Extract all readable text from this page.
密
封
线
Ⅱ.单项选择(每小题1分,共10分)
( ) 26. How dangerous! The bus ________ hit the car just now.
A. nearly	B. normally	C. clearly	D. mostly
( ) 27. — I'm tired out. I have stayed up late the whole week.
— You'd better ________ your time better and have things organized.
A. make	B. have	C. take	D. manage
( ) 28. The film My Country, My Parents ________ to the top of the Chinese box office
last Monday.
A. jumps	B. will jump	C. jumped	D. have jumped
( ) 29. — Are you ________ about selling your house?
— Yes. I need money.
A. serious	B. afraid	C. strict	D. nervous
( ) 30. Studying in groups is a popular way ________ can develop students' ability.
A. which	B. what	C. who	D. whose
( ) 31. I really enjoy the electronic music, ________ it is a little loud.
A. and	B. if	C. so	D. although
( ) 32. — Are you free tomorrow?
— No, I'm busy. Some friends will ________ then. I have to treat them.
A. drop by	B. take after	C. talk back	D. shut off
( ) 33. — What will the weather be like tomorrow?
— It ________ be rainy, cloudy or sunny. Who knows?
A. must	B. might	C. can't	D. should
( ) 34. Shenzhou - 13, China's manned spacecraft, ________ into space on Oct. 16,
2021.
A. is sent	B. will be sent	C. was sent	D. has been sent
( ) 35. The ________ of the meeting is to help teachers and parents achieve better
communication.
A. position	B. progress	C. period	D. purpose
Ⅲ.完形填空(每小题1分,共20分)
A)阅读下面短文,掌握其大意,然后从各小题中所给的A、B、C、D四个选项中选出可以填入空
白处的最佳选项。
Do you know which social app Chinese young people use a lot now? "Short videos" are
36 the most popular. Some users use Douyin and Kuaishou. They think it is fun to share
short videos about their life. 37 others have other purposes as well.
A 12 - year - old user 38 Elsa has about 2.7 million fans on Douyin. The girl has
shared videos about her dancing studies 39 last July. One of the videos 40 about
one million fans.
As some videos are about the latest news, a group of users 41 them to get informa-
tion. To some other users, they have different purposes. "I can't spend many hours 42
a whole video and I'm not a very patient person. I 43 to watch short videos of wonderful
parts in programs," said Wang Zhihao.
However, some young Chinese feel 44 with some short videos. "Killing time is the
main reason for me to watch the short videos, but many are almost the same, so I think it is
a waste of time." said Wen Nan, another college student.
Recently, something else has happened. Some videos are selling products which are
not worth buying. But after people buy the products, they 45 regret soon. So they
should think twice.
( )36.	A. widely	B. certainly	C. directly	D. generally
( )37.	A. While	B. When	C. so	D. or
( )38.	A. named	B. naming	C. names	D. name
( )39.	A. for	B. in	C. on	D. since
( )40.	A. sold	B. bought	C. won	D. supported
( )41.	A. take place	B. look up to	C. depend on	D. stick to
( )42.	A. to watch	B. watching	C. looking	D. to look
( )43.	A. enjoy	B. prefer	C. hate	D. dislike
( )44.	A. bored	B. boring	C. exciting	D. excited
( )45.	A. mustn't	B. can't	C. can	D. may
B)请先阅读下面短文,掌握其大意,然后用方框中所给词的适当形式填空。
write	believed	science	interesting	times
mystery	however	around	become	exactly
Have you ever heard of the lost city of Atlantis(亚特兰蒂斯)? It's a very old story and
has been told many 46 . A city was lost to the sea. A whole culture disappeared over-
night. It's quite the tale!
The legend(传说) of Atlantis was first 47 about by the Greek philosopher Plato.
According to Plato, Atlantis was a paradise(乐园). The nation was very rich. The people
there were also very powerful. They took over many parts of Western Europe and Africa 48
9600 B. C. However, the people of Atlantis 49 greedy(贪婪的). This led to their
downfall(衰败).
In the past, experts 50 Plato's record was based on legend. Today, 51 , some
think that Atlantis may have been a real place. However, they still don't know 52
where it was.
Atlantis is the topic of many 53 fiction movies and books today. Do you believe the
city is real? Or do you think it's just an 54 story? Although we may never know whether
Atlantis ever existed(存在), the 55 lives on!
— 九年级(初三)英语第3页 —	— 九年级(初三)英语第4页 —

________________________________________

What you will do —
Your task is to list each line of the records with the word "their".

Exercise solution —
short videos about their life. 37 others have other purposes as well.
9600 B. C. However, the people of Atlantis 49 greedy(贪婪的). This led to their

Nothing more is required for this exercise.